■ **Korte opdracht 1**: In hoeveel van de huidige GSB-steden liggen volgens de tekst over het grotestedenbeleid de veertig probleemwijken?

■ **Leestekst**:

# # # # # # #

Zoek op trefwoord :
Het grotestedenbeleid (2)
Verschenen: 31-07-2007

Vervolg op Het grotestedenbeid (1) www.paulbordewijk.nl/artikelen/344


9.13 Het coalitieakkoord
Inmiddels is duidelijk geworden, dat het kabinet Balkenende IV op een geheel andere wijze inhoud wil geven aan het grotestedenbeleid. Uit de portefeuilleverdeling blijkt, dat het beleid zich niet langer richt op de steden als zodanig, maar op veertig wijken, in overeenstemming met de uitspraken van Winsemius, maar ook niet nader onderbouwd. Deze probleemwijken bevinden zich in 18 van de huidige 31 GSB-steden. In de laatste kolom van tabel 9.2 is per gemeente aangegeven hoeveel wijken als probleemwijk zijn aangemerkt.
Daarbij moet men zich wel realiseren dat de grootte van de wijken zeer ongelijk is, omdat soms wel en soms niet postcodegebieden zijn samengevoegd. In Amsterdam zijn complete stadsdelen als probleemwijk aangewekt, met soms (Amsterdam-Noord, Bijlmermeer) meer inwoners dan de steden waar andere probleemwijken onderdeel van uitmaken (Alkmaar, Schiedam).
Van de veertig probleemwijken ligt de helft (twintig) in de vier grote steden. Kennelijk is daar het GSB tot nut toe weinig effectief geweest. Omdat het vaak veel grotere wijken zijn dan in andere steden, betekent het dat de minister zich vooral op de vier grote steden zal richten. Daar vinden we de overgrote meerderheid van de inwoners van de probleemwijken. Maar de besturen van die steden zijn van oudsher weinig geneigd zich wat aan het kabinet genegen te laten liggen.
Volgens een op 22 maart 2007 op de website van het ministerie geplaatste maar nog niet gedateerde brief aan de Tweede Kamer,[1] wil de minister op korte termijn samen met de gemeenten actieplannen op wijkniveau vaststellen. Daartoe zouden in oktober met alle betrokken gemeenten convenanten moeten zijn afgesloten, maar wat daarin geregeld wordt en hoe dat in zijn werk gaat horen we later. 'In de convenanten worden de prestaties zodanig gedefinieerd, dat duidelijk is op welke punten in onze kabinetsperiode het verschil wordt gemaakt, wie waarvoor verantwoordelijk is en waar de rijksoverheid op wordt aangesproken.'
Vooral dat laatste is boeiend. Volgens het financieel kader bij het regeerakkoord is er extra beschikbaar voor wijkaanpak een bedrag oplopend tot € 400 miljoen in 2011, en voor lokale veiligheid idem € 150 miljoen. Dat zijn echter bedragen die in het gemeentefonds gestort worden overeenkomstig de evenredigheidssystematiek, vanwege de stijgende rijksuitgaven. Het kabinet wil daar graag een bestemming aan geven, maar is daarbij de vragende partij. Bovendien staat tegenover de stortingen in het gemeentefonds een uitname van zo'n € 500 miljoen, omdat de extra uitgaven van het Rijk gedekt worden door bezuinigingen. Opzichtiger wordt een sigaar uit eigen doos zelden gepresenteerd. Gemeenten zullen snel de neiging hebben om de kortingen op te vangen met de toevoegingen, en verder hun eigen plan te trekken. Geef ze eens ongelijk.

# # # # # # #

■ **Overzichten van kadercoördinaten**:

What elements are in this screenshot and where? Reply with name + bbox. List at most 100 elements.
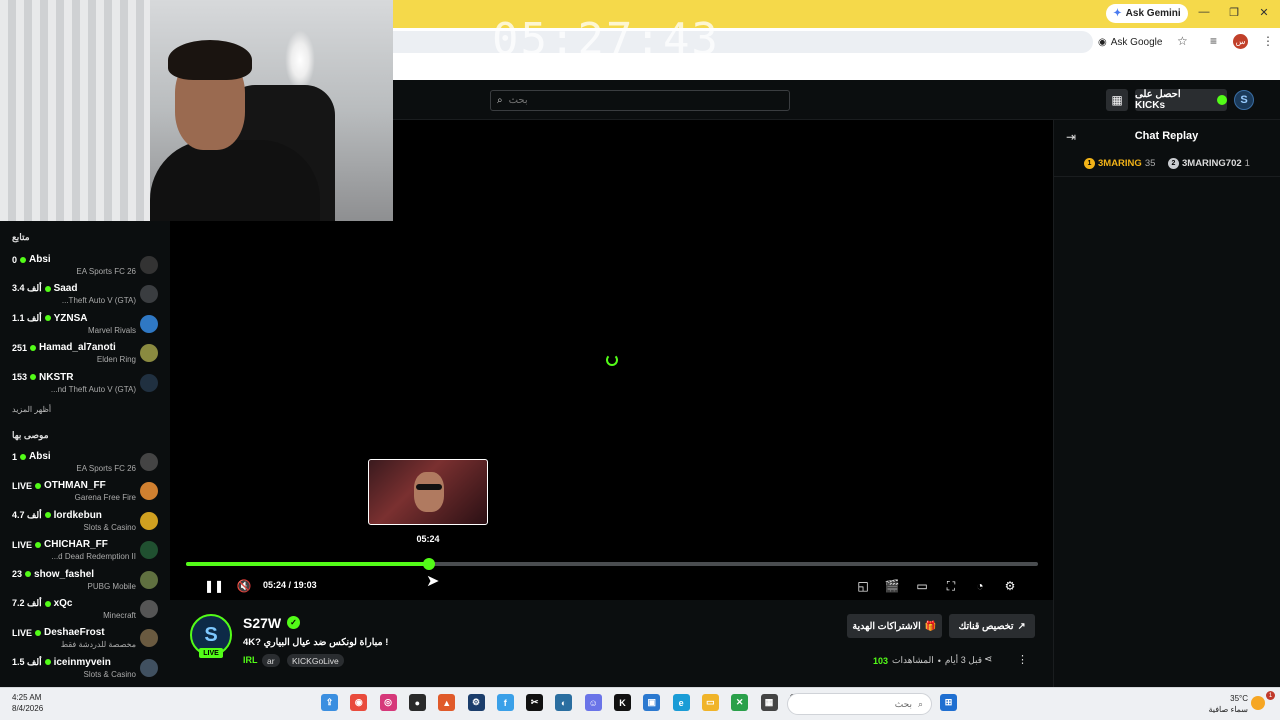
sidebar-channel-row[interactable]: LIVE DeshaeFrost مخصصة للدردشة فقط bbox=[0, 625, 170, 654]
dashboard-button[interactable]: ▦ bbox=[1106, 89, 1128, 111]
chrome-icon[interactable]: ◉ bbox=[350, 694, 368, 711]
channel-avatar[interactable] bbox=[140, 285, 158, 304]
channel-avatar[interactable] bbox=[140, 256, 158, 274]
clip-button[interactable]: 🎬 bbox=[884, 578, 900, 594]
profile-avatar[interactable]: س bbox=[1233, 34, 1248, 49]
facebook-icon[interactable]: f bbox=[496, 694, 514, 711]
top-gifter-2[interactable]: 2 3MARING702 1 bbox=[1168, 158, 1250, 169]
ask-google-button[interactable]: ◉ Ask Google bbox=[1098, 33, 1170, 51]
media-icon[interactable]: ▦ bbox=[760, 694, 778, 711]
top-gifter-1[interactable]: 1 3MARING 35 bbox=[1084, 158, 1155, 169]
share-icon[interactable]: ⋖ bbox=[984, 654, 992, 665]
xbox-icon[interactable]: ✕ bbox=[731, 694, 749, 711]
stream-age: قبل 3 أيام bbox=[944, 655, 983, 665]
channel-avatar[interactable] bbox=[140, 453, 158, 471]
media-control-icon[interactable]: ≡ bbox=[1210, 34, 1217, 48]
customize-channel-button[interactable]: تخصيص قناتك ↗ bbox=[949, 614, 1035, 638]
user-avatar[interactable]: S bbox=[1234, 90, 1254, 110]
sidebar-channel-row[interactable]: LIVE OTHMAN_FF Garena Free Fire bbox=[0, 478, 170, 507]
channel-avatar[interactable] bbox=[140, 344, 158, 363]
streamer-hair bbox=[168, 40, 252, 80]
sidebar-channel-row[interactable]: 7.2 ألف xQc Minecraft bbox=[0, 596, 170, 625]
channel-avatar[interactable] bbox=[140, 314, 158, 333]
sidebar-channel-row[interactable]: 3.4 ألف Saad ...Theft Auto V (GTA) bbox=[0, 281, 170, 310]
live-dot-icon bbox=[30, 374, 37, 381]
seek-preview-thumbnail bbox=[368, 459, 488, 525]
fullscreen-button[interactable]: ⛶ bbox=[943, 578, 959, 594]
sidebar-channel-row[interactable]: 23 show_fashel PUBG Mobile bbox=[0, 567, 170, 596]
gifter-name: 3MARING bbox=[1098, 158, 1142, 169]
instagram-icon[interactable]: ◎ bbox=[379, 694, 397, 711]
progress-handle[interactable] bbox=[423, 558, 435, 570]
channel-avatar[interactable] bbox=[140, 658, 158, 677]
obs-icon[interactable]: ● bbox=[408, 694, 426, 711]
more-options-icon[interactable]: ⋮ bbox=[1017, 653, 1028, 666]
gifter-name: 3MARING702 bbox=[1182, 158, 1242, 169]
steam-icon[interactable]: ⚙ bbox=[467, 694, 485, 711]
sidebar-channel-row[interactable]: 1.1 ألف YZNSA Marvel Rivals bbox=[0, 311, 170, 340]
bookmark-star-icon[interactable]: ☆ bbox=[1177, 34, 1188, 48]
close-icon[interactable]: ✕ bbox=[1256, 6, 1272, 19]
channel-category: مخصصة للدردشة فقط bbox=[60, 640, 136, 650]
taskbar-search[interactable]: بحث ⌕ bbox=[787, 693, 932, 715]
ask-google-label: Ask Google bbox=[1110, 36, 1163, 48]
video-player[interactable] bbox=[170, 221, 1053, 600]
sidebar-channel-row[interactable]: 251 Hamad_al7anoti Elden Ring bbox=[0, 340, 170, 369]
windows-start-icon[interactable]: ⊞ bbox=[940, 694, 957, 711]
discord-icon[interactable]: ☺ bbox=[584, 694, 602, 711]
streamer-name[interactable]: S27W bbox=[243, 615, 281, 631]
kick-icon[interactable]: K bbox=[614, 694, 631, 711]
sidebar-channel-row[interactable]: LIVE CHICHAR_FF ...d Dead Redemption II bbox=[0, 537, 170, 566]
tag-language[interactable]: ar bbox=[262, 654, 280, 667]
notification-badge[interactable]: 1 bbox=[1266, 691, 1275, 700]
minimize-icon[interactable]: — bbox=[1196, 6, 1212, 18]
gear-icon: ⚙ bbox=[1004, 579, 1016, 593]
mute-button[interactable]: 🔇 bbox=[236, 578, 252, 594]
folder-icon[interactable]: ▭ bbox=[701, 694, 719, 711]
channel-avatar[interactable] bbox=[140, 600, 158, 618]
category-link[interactable]: IRL bbox=[243, 655, 258, 665]
file-explorer-alt-icon[interactable]: ⇪ bbox=[321, 694, 338, 711]
time-display: 05:24 / 19:03 bbox=[263, 580, 317, 590]
sidebar-channel-row[interactable]: 1.5 ألف iceinmyvein Slots & Casino bbox=[0, 655, 170, 684]
show-more-link[interactable]: أظهر المزيد bbox=[12, 405, 51, 414]
channel-avatar[interactable] bbox=[140, 629, 158, 648]
gift-subscriptions-button[interactable]: الاشتراكات الهدية 🎁 bbox=[847, 614, 942, 638]
sidebar-channel-row[interactable]: 1 Absi EA Sports FC 26 bbox=[0, 449, 170, 478]
gold-rank-icon: 1 bbox=[1084, 158, 1095, 169]
channel-viewers: 1 Absi bbox=[12, 451, 51, 462]
edge-beta-icon[interactable]: ◐ bbox=[555, 694, 573, 711]
theater-mode-button[interactable]: ▭ bbox=[914, 578, 930, 594]
store-icon[interactable]: ▣ bbox=[643, 694, 661, 711]
restore-icon[interactable]: ❐ bbox=[1226, 6, 1242, 19]
channel-avatar[interactable] bbox=[140, 541, 158, 560]
capcut-icon[interactable]: ✂ bbox=[526, 694, 544, 711]
chrome-menu-icon[interactable]: ⋮ bbox=[1262, 34, 1274, 48]
miniplayer-button[interactable]: ◱ bbox=[855, 578, 871, 594]
channel-avatar[interactable] bbox=[140, 482, 158, 501]
channel-avatar[interactable] bbox=[140, 511, 158, 530]
channel-avatar[interactable] bbox=[140, 570, 158, 589]
ask-gemini-button[interactable]: ✦ Ask Gemini bbox=[1106, 4, 1188, 23]
taskbar-clock[interactable]: 4:25 AM 8/4/2026 bbox=[12, 692, 43, 714]
search-box[interactable]: ⌕ bbox=[490, 90, 790, 111]
sidebar-channel-row[interactable]: 4.7 ألف lordkebun Slots & Casino bbox=[0, 508, 170, 537]
top-gifters-bar: 1 3MARING 35 2 3MARING702 1 bbox=[1053, 153, 1280, 177]
get-kicks-button[interactable]: احصل على KICKs bbox=[1135, 89, 1227, 111]
clip-icon: 🎬 bbox=[884, 579, 900, 593]
sidebar-channel-row[interactable]: 153 NKSTR ...nd Theft Auto V (GTA) bbox=[0, 370, 170, 399]
fullscreen-icon: ⛶ bbox=[946, 578, 956, 593]
search-input[interactable] bbox=[508, 95, 759, 106]
edge-icon[interactable]: e bbox=[672, 694, 690, 711]
channel-name: Absi bbox=[29, 451, 51, 462]
pause-button[interactable]: ❚❚ bbox=[204, 578, 224, 594]
settings-button[interactable]: ⚙ bbox=[1002, 578, 1018, 594]
brave-icon[interactable]: ▲ bbox=[438, 694, 456, 711]
weather-widget[interactable]: 35°C سماء صافية bbox=[1196, 693, 1248, 715]
gift-icon: 🎁 bbox=[924, 620, 937, 632]
playback-speed-button[interactable]: ◔ bbox=[972, 578, 988, 594]
sidebar-channel-row[interactable]: 0 Absi EA Sports FC 26 bbox=[0, 252, 170, 281]
tag-kickgolive[interactable]: KICKGoLive bbox=[287, 654, 344, 667]
clock-date: 8/4/2026 bbox=[12, 704, 44, 713]
channel-avatar[interactable] bbox=[140, 373, 158, 392]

# # # # # # #

■ **Korte opdracht 2**: Typ uit de vermeldingen de regels over vanaf de regel met "sidebar-channel-row[interactable]: LIVE DeshaeFrost" tot en met de regel met "xbox-icon[interactable]: ✕ bbox=[731, 694, 749, 711]".

■ **Schriftelijk antwoord 1**: In 18 van de huidige 31 GSB-steden.

■ **Schriftelijk antwoord 2**:
sidebar-channel-row[interactable]: LIVE DeshaeFrost مخصصة للدردشة فقط bbox=[0, 625, 170, 654]
dashboard-button[interactable]: ▦ bbox=[1106, 89, 1128, 111]
chrome-icon[interactable]: ◉ bbox=[350, 694, 368, 711]
channel-avatar[interactable] bbox=[140, 285, 158, 304]
channel-avatar[interactable] bbox=[140, 256, 158, 274]
clip-button[interactable]: 🎬 bbox=[884, 578, 900, 594]
profile-avatar[interactable]: س bbox=[1233, 34, 1248, 49]
facebook-icon[interactable]: f bbox=[496, 694, 514, 711]
top-gifter-2[interactable]: 2 3MARING702 1 bbox=[1168, 158, 1250, 169]
ask-google-button[interactable]: ◉ Ask Google bbox=[1098, 33, 1170, 51]
media-icon[interactable]: ▦ bbox=[760, 694, 778, 711]
top-gifter-1[interactable]: 1 3MARING 35 bbox=[1084, 158, 1155, 169]
share-icon[interactable]: ⋖ bbox=[984, 654, 992, 665]
xbox-icon[interactable]: ✕ bbox=[731, 694, 749, 711]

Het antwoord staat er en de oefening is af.